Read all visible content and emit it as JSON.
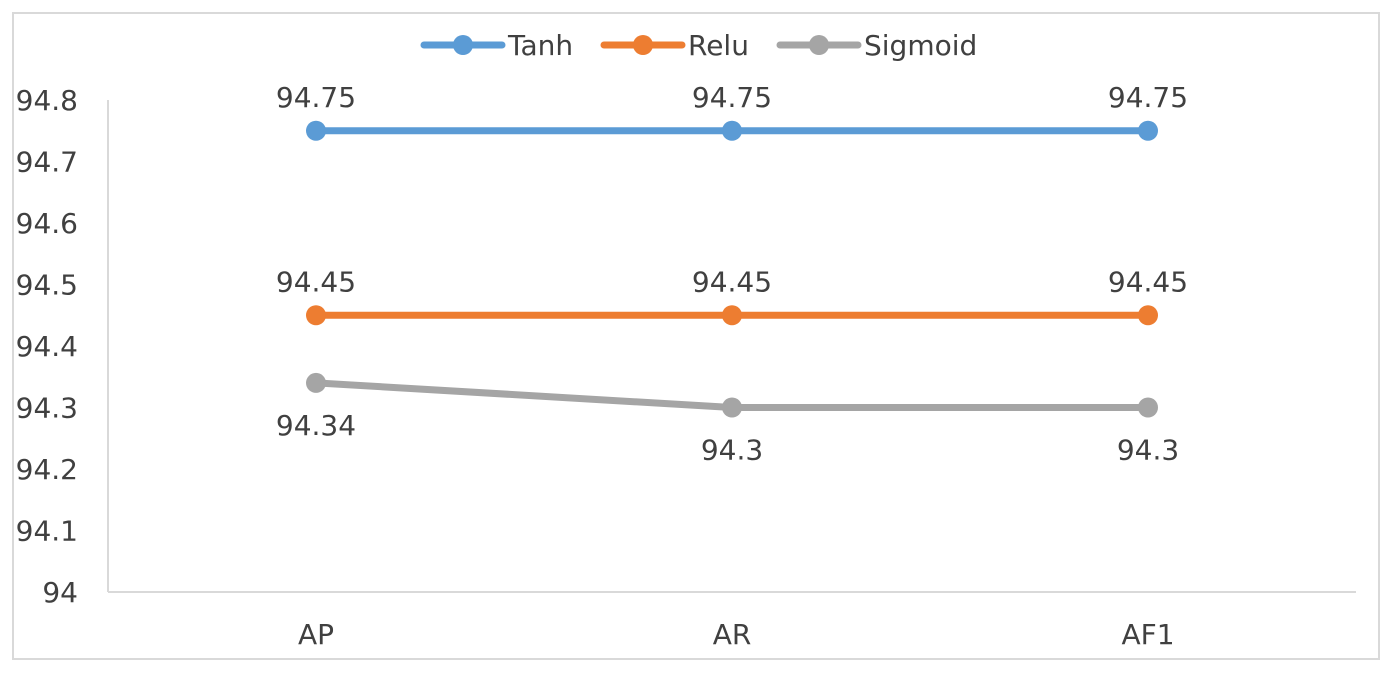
{
  "chart_data": {
    "type": "line",
    "categories": [
      "AP",
      "AR",
      "AF1"
    ],
    "series": [
      {
        "name": "Tanh",
        "values": [
          94.75,
          94.75,
          94.75
        ],
        "color": "#5b9bd5",
        "labels": [
          "94.75",
          "94.75",
          "94.75"
        ]
      },
      {
        "name": "Relu",
        "values": [
          94.45,
          94.45,
          94.45
        ],
        "color": "#ed7d31",
        "labels": [
          "94.45",
          "94.45",
          "94.45"
        ]
      },
      {
        "name": "Sigmoid",
        "values": [
          94.34,
          94.3,
          94.3
        ],
        "color": "#a5a5a5",
        "labels": [
          "94.34",
          "94.3",
          "94.3"
        ]
      }
    ],
    "ylim": [
      94,
      94.8
    ],
    "yticks": [
      "94",
      "94.1",
      "94.2",
      "94.3",
      "94.4",
      "94.5",
      "94.6",
      "94.7",
      "94.8"
    ],
    "grid": false,
    "legend": "top-center",
    "label_position": {
      "Tanh": "above",
      "Relu": "above",
      "Sigmoid": "below"
    },
    "title": "",
    "xlabel": "",
    "ylabel": ""
  }
}
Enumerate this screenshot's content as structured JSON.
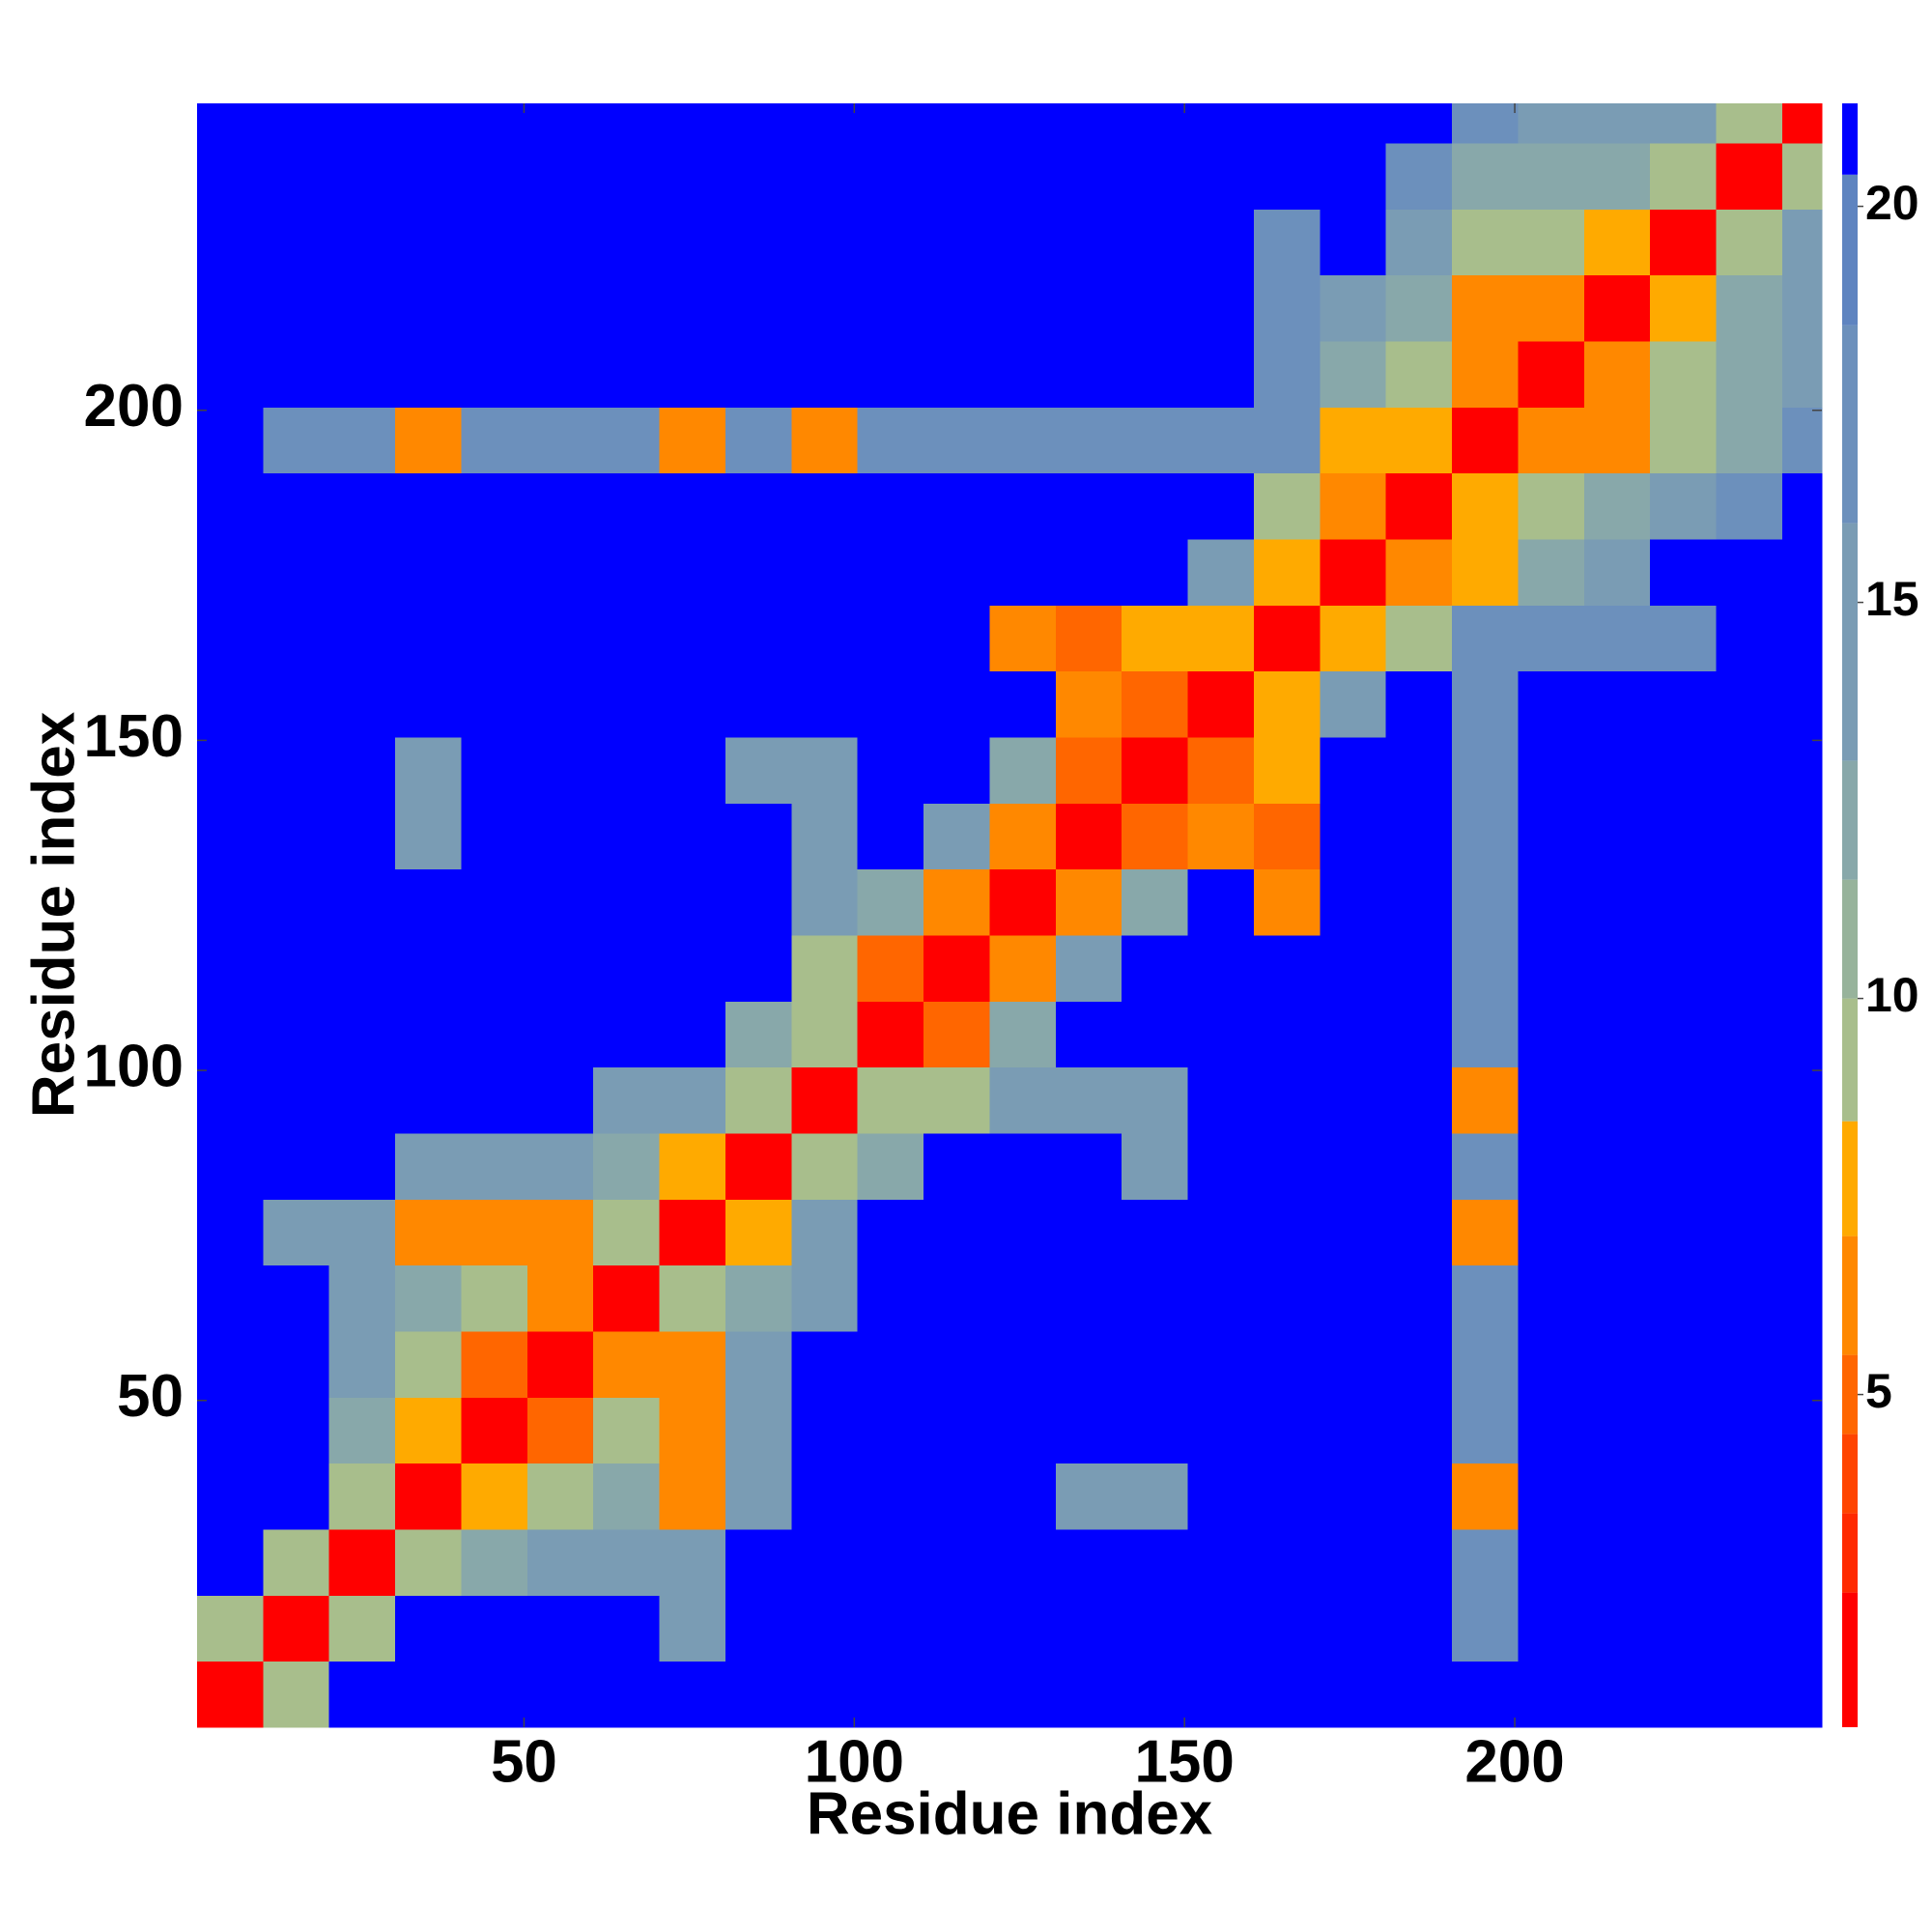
{
  "chart_data": {
    "type": "heatmap",
    "xlabel": "Residue index",
    "ylabel": "Residue index",
    "xlim": [
      0.5,
      246.5
    ],
    "ylim": [
      0.5,
      246.5
    ],
    "xticks": [
      50,
      100,
      150,
      200
    ],
    "yticks": [
      50,
      100,
      150,
      200
    ],
    "xbins": [
      0.5,
      10.5,
      20.5,
      30.5,
      40.5,
      50.5,
      60.5,
      70.5,
      80.5,
      90.5,
      100.5,
      110.5,
      120.5,
      130.5,
      140.5,
      150.5,
      160.5,
      170.5,
      180.5,
      190.5,
      200.5,
      210.5,
      220.5,
      230.5,
      240.5,
      246.5
    ],
    "ybins": [
      0.5,
      10.5,
      20.5,
      30.5,
      40.5,
      50.5,
      60.5,
      70.5,
      80.5,
      90.5,
      100.5,
      110.5,
      120.5,
      130.5,
      140.5,
      150.5,
      160.5,
      170.5,
      180.5,
      190.5,
      200.5,
      210.5,
      220.5,
      230.5,
      240.5,
      246.5
    ],
    "values": [
      [
        1,
        10,
        21,
        21,
        21,
        21,
        21,
        21,
        21,
        21,
        21,
        21,
        21,
        21,
        21,
        21,
        21,
        21,
        21,
        21,
        21,
        21,
        21,
        21,
        21
      ],
      [
        10,
        1,
        9,
        21,
        21,
        21,
        21,
        14,
        21,
        21,
        21,
        21,
        21,
        21,
        21,
        21,
        21,
        21,
        21,
        17,
        21,
        21,
        21,
        21,
        21
      ],
      [
        21,
        9,
        1,
        9,
        12,
        14,
        14,
        14,
        21,
        21,
        21,
        21,
        21,
        21,
        21,
        21,
        21,
        21,
        21,
        17,
        21,
        21,
        21,
        21,
        21
      ],
      [
        21,
        21,
        9,
        1,
        8,
        10,
        12,
        6,
        14,
        21,
        21,
        21,
        21,
        15,
        15,
        21,
        21,
        21,
        21,
        6,
        21,
        21,
        21,
        21,
        21
      ],
      [
        21,
        21,
        12,
        8,
        1,
        5,
        10,
        6,
        14,
        21,
        21,
        21,
        21,
        21,
        21,
        21,
        21,
        21,
        21,
        17,
        21,
        21,
        21,
        21,
        21
      ],
      [
        21,
        21,
        14,
        10,
        5,
        1,
        6,
        6,
        14,
        21,
        21,
        21,
        21,
        21,
        21,
        21,
        21,
        21,
        21,
        17,
        21,
        21,
        21,
        21,
        21
      ],
      [
        21,
        21,
        14,
        12,
        10,
        6,
        1,
        9,
        12,
        14,
        21,
        21,
        21,
        21,
        21,
        21,
        21,
        21,
        21,
        17,
        21,
        21,
        21,
        21,
        21
      ],
      [
        21,
        14,
        14,
        6,
        6,
        6,
        9,
        1,
        8,
        14,
        21,
        21,
        21,
        21,
        21,
        21,
        21,
        21,
        21,
        6,
        21,
        21,
        21,
        21,
        21
      ],
      [
        21,
        21,
        21,
        14,
        14,
        14,
        12,
        8,
        1,
        9,
        12,
        21,
        21,
        21,
        15,
        21,
        21,
        21,
        21,
        17,
        21,
        21,
        21,
        21,
        21
      ],
      [
        21,
        21,
        21,
        21,
        21,
        21,
        14,
        14,
        9,
        1,
        10,
        10,
        14,
        14,
        14,
        21,
        21,
        21,
        21,
        6,
        21,
        21,
        21,
        21,
        21
      ],
      [
        21,
        21,
        21,
        21,
        21,
        21,
        21,
        21,
        12,
        10,
        1,
        5,
        12,
        21,
        21,
        21,
        21,
        21,
        21,
        17,
        21,
        21,
        21,
        21,
        21
      ],
      [
        21,
        21,
        21,
        21,
        21,
        21,
        21,
        21,
        21,
        10,
        5,
        1,
        6,
        14,
        21,
        21,
        21,
        21,
        21,
        17,
        21,
        21,
        21,
        21,
        21
      ],
      [
        21,
        21,
        21,
        21,
        21,
        21,
        21,
        21,
        21,
        14,
        12,
        6,
        1,
        6,
        12,
        21,
        6,
        21,
        21,
        17,
        21,
        21,
        21,
        21,
        21
      ],
      [
        21,
        21,
        21,
        15,
        21,
        21,
        21,
        21,
        21,
        14,
        21,
        14,
        6,
        1,
        5,
        6,
        5,
        21,
        21,
        17,
        21,
        21,
        21,
        21,
        21
      ],
      [
        21,
        21,
        21,
        15,
        21,
        21,
        21,
        21,
        15,
        14,
        21,
        21,
        12,
        5,
        1,
        5,
        8,
        21,
        21,
        17,
        21,
        21,
        21,
        21,
        21
      ],
      [
        21,
        21,
        21,
        21,
        21,
        21,
        21,
        21,
        21,
        21,
        21,
        21,
        21,
        6,
        5,
        1,
        8,
        14,
        21,
        17,
        21,
        21,
        21,
        21,
        21
      ],
      [
        21,
        21,
        21,
        21,
        21,
        21,
        21,
        21,
        21,
        21,
        21,
        21,
        6,
        5,
        8,
        8,
        1,
        8,
        10,
        17,
        17,
        17,
        17,
        21,
        21
      ],
      [
        21,
        21,
        21,
        21,
        21,
        21,
        21,
        21,
        21,
        21,
        21,
        21,
        21,
        21,
        21,
        14,
        8,
        1,
        6,
        8,
        12,
        14,
        21,
        21,
        21
      ],
      [
        21,
        21,
        21,
        21,
        21,
        21,
        21,
        21,
        21,
        21,
        21,
        21,
        21,
        21,
        21,
        21,
        10,
        6,
        1,
        8,
        10,
        12,
        14,
        17,
        21
      ],
      [
        21,
        17,
        17,
        6,
        17,
        17,
        17,
        6,
        17,
        6,
        17,
        17,
        17,
        17,
        17,
        17,
        17,
        8,
        8,
        1,
        6,
        6,
        10,
        12,
        17
      ],
      [
        21,
        21,
        21,
        21,
        21,
        21,
        21,
        21,
        21,
        21,
        21,
        21,
        21,
        21,
        21,
        21,
        17,
        12,
        10,
        6,
        1,
        6,
        10,
        12,
        14
      ],
      [
        21,
        21,
        21,
        21,
        21,
        21,
        21,
        21,
        21,
        21,
        21,
        21,
        21,
        21,
        21,
        21,
        17,
        14,
        12,
        6,
        6,
        1,
        8,
        12,
        14
      ],
      [
        21,
        21,
        21,
        21,
        21,
        21,
        21,
        21,
        21,
        21,
        21,
        21,
        21,
        21,
        21,
        21,
        17,
        21,
        14,
        10,
        10,
        8,
        1,
        9,
        14
      ],
      [
        21,
        21,
        21,
        21,
        21,
        21,
        21,
        21,
        21,
        21,
        21,
        21,
        21,
        21,
        21,
        21,
        21,
        21,
        17,
        12,
        12,
        12,
        9,
        1,
        9
      ],
      [
        21,
        21,
        21,
        21,
        21,
        21,
        21,
        21,
        21,
        21,
        21,
        21,
        21,
        21,
        21,
        21,
        21,
        21,
        21,
        17,
        14,
        14,
        14,
        9,
        1
      ]
    ],
    "clim": [
      0.8,
      21.3
    ],
    "colorbar_ticks": [
      5,
      10,
      15,
      20
    ],
    "colormap": [
      {
        "max": 2.5,
        "color": "#ff0000"
      },
      {
        "max": 3.5,
        "color": "#ff2a00"
      },
      {
        "max": 4.5,
        "color": "#ff4400"
      },
      {
        "max": 5.5,
        "color": "#ff6600"
      },
      {
        "max": 7,
        "color": "#ff8800"
      },
      {
        "max": 8.45,
        "color": "#ffaa00"
      },
      {
        "max": 10,
        "color": "#a8be8c"
      },
      {
        "max": 11.5,
        "color": "#97b39b"
      },
      {
        "max": 13,
        "color": "#88a8aa"
      },
      {
        "max": 16,
        "color": "#7a9cb4"
      },
      {
        "max": 18.5,
        "color": "#6c90bc"
      },
      {
        "max": 20.4,
        "color": "#5e84c0"
      },
      {
        "max": 21.3,
        "color": "#0000ff"
      }
    ]
  }
}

---

Task description: Give every line of the material that includes the string "Residue".

Answer for this exercise:
    "xlabel": "Residue index",
    "ylabel": "Residue index",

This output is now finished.